Goal => Reproduce the records below in their entirety, character for character.

Material for this exercise =>
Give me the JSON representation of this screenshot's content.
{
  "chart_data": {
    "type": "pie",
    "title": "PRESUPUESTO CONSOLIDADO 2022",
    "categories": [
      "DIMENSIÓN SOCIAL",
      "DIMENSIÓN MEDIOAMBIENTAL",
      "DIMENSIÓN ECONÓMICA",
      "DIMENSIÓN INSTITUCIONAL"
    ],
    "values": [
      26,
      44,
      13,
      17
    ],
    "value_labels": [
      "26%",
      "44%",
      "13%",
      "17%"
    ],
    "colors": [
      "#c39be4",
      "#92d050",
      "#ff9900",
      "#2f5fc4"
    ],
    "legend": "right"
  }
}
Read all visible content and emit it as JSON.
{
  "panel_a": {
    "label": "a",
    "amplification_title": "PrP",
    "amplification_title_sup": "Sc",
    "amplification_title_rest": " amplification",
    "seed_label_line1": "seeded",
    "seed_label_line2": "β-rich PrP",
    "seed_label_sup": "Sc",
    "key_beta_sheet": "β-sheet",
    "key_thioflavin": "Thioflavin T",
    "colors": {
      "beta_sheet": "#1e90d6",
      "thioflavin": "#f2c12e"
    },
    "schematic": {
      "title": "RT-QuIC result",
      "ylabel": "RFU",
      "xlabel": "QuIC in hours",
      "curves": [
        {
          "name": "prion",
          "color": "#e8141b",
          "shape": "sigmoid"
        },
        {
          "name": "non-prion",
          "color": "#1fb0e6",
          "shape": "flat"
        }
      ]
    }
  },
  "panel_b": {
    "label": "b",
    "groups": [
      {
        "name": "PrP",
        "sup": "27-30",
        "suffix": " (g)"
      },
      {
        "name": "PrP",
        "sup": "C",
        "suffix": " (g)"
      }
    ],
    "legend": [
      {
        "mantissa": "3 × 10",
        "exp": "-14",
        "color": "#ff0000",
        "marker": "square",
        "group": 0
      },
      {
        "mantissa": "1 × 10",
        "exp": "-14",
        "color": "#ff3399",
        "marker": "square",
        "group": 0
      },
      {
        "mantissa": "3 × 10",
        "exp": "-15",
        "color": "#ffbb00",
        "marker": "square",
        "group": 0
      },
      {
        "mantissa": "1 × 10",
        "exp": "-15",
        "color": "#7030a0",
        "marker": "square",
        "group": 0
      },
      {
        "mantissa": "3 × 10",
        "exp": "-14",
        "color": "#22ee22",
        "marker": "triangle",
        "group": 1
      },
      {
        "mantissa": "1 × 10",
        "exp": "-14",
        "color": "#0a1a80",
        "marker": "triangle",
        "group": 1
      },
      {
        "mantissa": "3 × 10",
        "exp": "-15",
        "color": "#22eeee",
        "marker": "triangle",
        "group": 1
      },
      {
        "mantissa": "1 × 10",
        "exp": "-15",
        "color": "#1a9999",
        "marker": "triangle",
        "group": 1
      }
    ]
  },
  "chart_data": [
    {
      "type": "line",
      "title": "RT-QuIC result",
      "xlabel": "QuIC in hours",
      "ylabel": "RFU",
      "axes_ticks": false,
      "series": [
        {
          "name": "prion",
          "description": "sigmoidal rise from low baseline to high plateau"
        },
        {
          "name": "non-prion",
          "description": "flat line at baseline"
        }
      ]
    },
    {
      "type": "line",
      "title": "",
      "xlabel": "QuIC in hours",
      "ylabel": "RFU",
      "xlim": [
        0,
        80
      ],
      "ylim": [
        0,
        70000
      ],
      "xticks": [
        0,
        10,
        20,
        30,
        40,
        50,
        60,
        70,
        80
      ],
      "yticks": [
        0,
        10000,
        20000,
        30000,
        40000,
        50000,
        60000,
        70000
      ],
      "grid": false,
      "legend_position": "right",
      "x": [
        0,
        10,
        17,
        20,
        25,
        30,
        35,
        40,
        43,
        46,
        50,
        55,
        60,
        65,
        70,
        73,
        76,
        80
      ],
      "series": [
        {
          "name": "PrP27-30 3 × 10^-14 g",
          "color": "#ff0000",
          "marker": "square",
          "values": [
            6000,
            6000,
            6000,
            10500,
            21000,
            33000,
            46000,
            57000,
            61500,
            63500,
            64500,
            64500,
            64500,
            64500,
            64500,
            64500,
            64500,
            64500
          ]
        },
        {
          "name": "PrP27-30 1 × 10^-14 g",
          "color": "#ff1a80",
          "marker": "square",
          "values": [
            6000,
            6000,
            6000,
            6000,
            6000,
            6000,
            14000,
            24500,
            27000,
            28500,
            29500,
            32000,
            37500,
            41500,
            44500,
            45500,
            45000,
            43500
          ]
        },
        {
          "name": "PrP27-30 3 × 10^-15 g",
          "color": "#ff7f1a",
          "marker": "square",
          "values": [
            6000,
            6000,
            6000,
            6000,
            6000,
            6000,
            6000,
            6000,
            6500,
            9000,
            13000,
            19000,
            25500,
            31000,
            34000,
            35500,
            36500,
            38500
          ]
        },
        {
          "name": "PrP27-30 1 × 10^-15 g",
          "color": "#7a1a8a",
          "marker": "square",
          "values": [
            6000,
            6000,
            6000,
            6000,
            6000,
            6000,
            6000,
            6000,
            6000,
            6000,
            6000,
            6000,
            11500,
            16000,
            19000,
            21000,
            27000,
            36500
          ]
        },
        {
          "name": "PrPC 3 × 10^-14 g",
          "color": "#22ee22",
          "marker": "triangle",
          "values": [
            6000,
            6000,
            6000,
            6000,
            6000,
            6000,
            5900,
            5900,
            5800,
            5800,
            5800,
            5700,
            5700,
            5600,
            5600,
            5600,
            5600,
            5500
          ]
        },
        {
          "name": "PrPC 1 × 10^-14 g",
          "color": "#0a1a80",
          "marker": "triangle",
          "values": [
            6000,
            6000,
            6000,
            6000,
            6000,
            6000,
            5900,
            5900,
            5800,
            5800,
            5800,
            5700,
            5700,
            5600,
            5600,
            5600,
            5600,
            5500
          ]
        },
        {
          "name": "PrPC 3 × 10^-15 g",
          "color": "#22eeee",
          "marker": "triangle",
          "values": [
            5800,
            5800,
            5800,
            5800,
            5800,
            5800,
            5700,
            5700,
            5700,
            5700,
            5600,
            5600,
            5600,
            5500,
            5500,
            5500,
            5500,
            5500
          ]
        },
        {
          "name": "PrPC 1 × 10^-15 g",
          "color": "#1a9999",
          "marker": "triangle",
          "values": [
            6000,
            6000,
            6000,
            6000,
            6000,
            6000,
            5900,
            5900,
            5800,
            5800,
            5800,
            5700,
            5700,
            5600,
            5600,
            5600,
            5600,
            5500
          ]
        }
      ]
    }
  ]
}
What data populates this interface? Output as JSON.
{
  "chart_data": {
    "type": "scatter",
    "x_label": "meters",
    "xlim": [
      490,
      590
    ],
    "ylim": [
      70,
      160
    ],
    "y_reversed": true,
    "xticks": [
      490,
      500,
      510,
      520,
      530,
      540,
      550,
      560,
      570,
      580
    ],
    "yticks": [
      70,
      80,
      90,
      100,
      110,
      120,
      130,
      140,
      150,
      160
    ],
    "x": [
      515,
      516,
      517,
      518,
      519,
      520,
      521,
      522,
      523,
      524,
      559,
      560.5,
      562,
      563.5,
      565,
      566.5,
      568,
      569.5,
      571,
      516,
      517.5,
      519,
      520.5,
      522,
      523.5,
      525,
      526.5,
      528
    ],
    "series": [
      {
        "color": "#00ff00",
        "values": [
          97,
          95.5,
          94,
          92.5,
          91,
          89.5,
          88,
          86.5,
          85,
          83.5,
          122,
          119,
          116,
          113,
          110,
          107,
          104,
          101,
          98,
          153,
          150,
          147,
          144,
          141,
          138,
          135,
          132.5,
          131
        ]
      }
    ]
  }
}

Response to this exercise =>
Give me the JSON representation of this screenshot's content.
{
  "chart_data": {
    "type": "pie",
    "title": "PRESUPUESTO CONSOLIDADO 2022",
    "categories": [
      "DIMENSIÓN SOCIAL",
      "DIMENSIÓN MEDIOAMBIENTAL",
      "DIMENSIÓN ECONÓMICA",
      "DIMENSIÓN INSTITUCIONAL"
    ],
    "values": [
      26,
      44,
      13,
      17
    ],
    "value_labels": [
      "26%",
      "44%",
      "13%",
      "17%"
    ],
    "colors": [
      "#c39be4",
      "#92d050",
      "#ff9900",
      "#2f5fc4"
    ],
    "legend": "right"
  }
}
Read all visible content and emit it as JSON.
{
  "panel_a": {
    "label": "a",
    "amplification_title": "PrP",
    "amplification_title_sup": "Sc",
    "amplification_title_rest": " amplification",
    "seed_label_line1": "seeded",
    "seed_label_line2": "β-rich PrP",
    "seed_label_sup": "Sc",
    "key_beta_sheet": "β-sheet",
    "key_thioflavin": "Thioflavin T",
    "colors": {
      "beta_sheet": "#1e90d6",
      "thioflavin": "#f2c12e"
    },
    "schematic": {
      "title": "RT-QuIC result",
      "ylabel": "RFU",
      "xlabel": "QuIC in hours",
      "curves": [
        {
          "name": "prion",
          "color": "#e8141b",
          "shape": "sigmoid"
        },
        {
          "name": "non-prion",
          "color": "#1fb0e6",
          "shape": "flat"
        }
      ]
    }
  },
  "panel_b": {
    "label": "b",
    "groups": [
      {
        "name": "PrP",
        "sup": "27-30",
        "suffix": " (g)"
      },
      {
        "name": "PrP",
        "sup": "C",
        "suffix": " (g)"
      }
    ],
    "legend": [
      {
        "mantissa": "3 × 10",
        "exp": "-14",
        "color": "#ff0000",
        "marker": "square",
        "group": 0
      },
      {
        "mantissa": "1 × 10",
        "exp": "-14",
        "color": "#ff3399",
        "marker": "square",
        "group": 0
      },
      {
        "mantissa": "3 × 10",
        "exp": "-15",
        "color": "#ffbb00",
        "marker": "square",
        "group": 0
      },
      {
        "mantissa": "1 × 10",
        "exp": "-15",
        "color": "#7030a0",
        "marker": "square",
        "group": 0
      },
      {
        "mantissa": "3 × 10",
        "exp": "-14",
        "color": "#22ee22",
        "marker": "triangle",
        "group": 1
      },
      {
        "mantissa": "1 × 10",
        "exp": "-14",
        "color": "#0a1a80",
        "marker": "triangle",
        "group": 1
      },
      {
        "mantissa": "3 × 10",
        "exp": "-15",
        "color": "#22eeee",
        "marker": "triangle",
        "group": 1
      },
      {
        "mantissa": "1 × 10",
        "exp": "-15",
        "color": "#1a9999",
        "marker": "triangle",
        "group": 1
      }
    ]
  },
  "chart_data": [
    {
      "type": "line",
      "title": "RT-QuIC result",
      "xlabel": "QuIC in hours",
      "ylabel": "RFU",
      "axes_ticks": false,
      "series": [
        {
          "name": "prion",
          "description": "sigmoidal rise from low baseline to high plateau"
        },
        {
          "name": "non-prion",
          "description": "flat line at baseline"
        }
      ]
    },
    {
      "type": "line",
      "title": "",
      "xlabel": "QuIC in hours",
      "ylabel": "RFU",
      "xlim": [
        0,
        80
      ],
      "ylim": [
        0,
        70000
      ],
      "xticks": [
        0,
        10,
        20,
        30,
        40,
        50,
        60,
        70,
        80
      ],
      "yticks": [
        0,
        10000,
        20000,
        30000,
        40000,
        50000,
        60000,
        70000
      ],
      "grid": false,
      "legend_position": "right",
      "x": [
        0,
        10,
        17,
        20,
        25,
        30,
        35,
        40,
        43,
        46,
        50,
        55,
        60,
        65,
        70,
        73,
        76,
        80
      ],
      "series": [
        {
          "name": "PrP27-30 3 × 10^-14 g",
          "color": "#ff0000",
          "marker": "square",
          "values": [
            6000,
            6000,
            6000,
            10500,
            21000,
            33000,
            46000,
            57000,
            61500,
            63500,
            64500,
            64500,
            64500,
            64500,
            64500,
            64500,
            64500,
            64500
          ]
        },
        {
          "name": "PrP27-30 1 × 10^-14 g",
          "color": "#ff1a80",
          "marker": "square",
          "values": [
            6000,
            6000,
            6000,
            6000,
            6000,
            6000,
            14000,
            24500,
            27000,
            28500,
            29500,
            32000,
            37500,
            41500,
            44500,
            45500,
            45000,
            43500
          ]
        },
        {
          "name": "PrP27-30 3 × 10^-15 g",
          "color": "#ff7f1a",
          "marker": "square",
          "values": [
            6000,
            6000,
            6000,
            6000,
            6000,
            6000,
            6000,
            6000,
            6500,
            9000,
            13000,
            19000,
            25500,
            31000,
            34000,
            35500,
            36500,
            38500
          ]
        },
        {
          "name": "PrP27-30 1 × 10^-15 g",
          "color": "#7a1a8a",
          "marker": "square",
          "values": [
            6000,
            6000,
            6000,
            6000,
            6000,
            6000,
            6000,
            6000,
            6000,
            6000,
            6000,
            6000,
            11500,
            16000,
            19000,
            21000,
            27000,
            36500
          ]
        },
        {
          "name": "PrPC 3 × 10^-14 g",
          "color": "#22ee22",
          "marker": "triangle",
          "values": [
            6000,
            6000,
            6000,
            6000,
            6000,
            6000,
            5900,
            5900,
            5800,
            5800,
            5800,
            5700,
            5700,
            5600,
            5600,
            5600,
            5600,
            5500
          ]
        },
        {
          "name": "PrPC 1 × 10^-14 g",
          "color": "#0a1a80",
          "marker": "triangle",
          "values": [
            6000,
            6000,
            6000,
            6000,
            6000,
            6000,
            5900,
            5900,
            5800,
            5800,
            5800,
            5700,
            5700,
            5600,
            5600,
            5600,
            5600,
            5500
          ]
        },
        {
          "name": "PrPC 3 × 10^-15 g",
          "color": "#22eeee",
          "marker": "triangle",
          "values": [
            5800,
            5800,
            5800,
            5800,
            5800,
            5800,
            5700,
            5700,
            5700,
            5700,
            5600,
            5600,
            5600,
            5500,
            5500,
            5500,
            5500,
            5500
          ]
        },
        {
          "name": "PrPC 1 × 10^-15 g",
          "color": "#1a9999",
          "marker": "triangle",
          "values": [
            6000,
            6000,
            6000,
            6000,
            6000,
            6000,
            5900,
            5900,
            5800,
            5800,
            5800,
            5700,
            5700,
            5600,
            5600,
            5600,
            5600,
            5500
          ]
        }
      ]
    }
  ]
}
What data populates this interface? Output as JSON.
{
  "chart_data": {
    "type": "scatter",
    "x_label": "meters",
    "xlim": [
      490,
      590
    ],
    "ylim": [
      70,
      160
    ],
    "y_reversed": true,
    "xticks": [
      490,
      500,
      510,
      520,
      530,
      540,
      550,
      560,
      570,
      580
    ],
    "yticks": [
      70,
      80,
      90,
      100,
      110,
      120,
      130,
      140,
      150,
      160
    ],
    "x": [
      515,
      516,
      517,
      518,
      519,
      520,
      521,
      522,
      523,
      524,
      559,
      560.5,
      562,
      563.5,
      565,
      566.5,
      568,
      569.5,
      571,
      516,
      517.5,
      519,
      520.5,
      522,
      523.5,
      525,
      526.5,
      528
    ],
    "series": [
      {
        "color": "#00ff00",
        "values": [
          97,
          95.5,
          94,
          92.5,
          91,
          89.5,
          88,
          86.5,
          85,
          83.5,
          122,
          119,
          116,
          113,
          110,
          107,
          104,
          101,
          98,
          153,
          150,
          147,
          144,
          141,
          138,
          135,
          132.5,
          131
        ]
      }
    ]
  }
}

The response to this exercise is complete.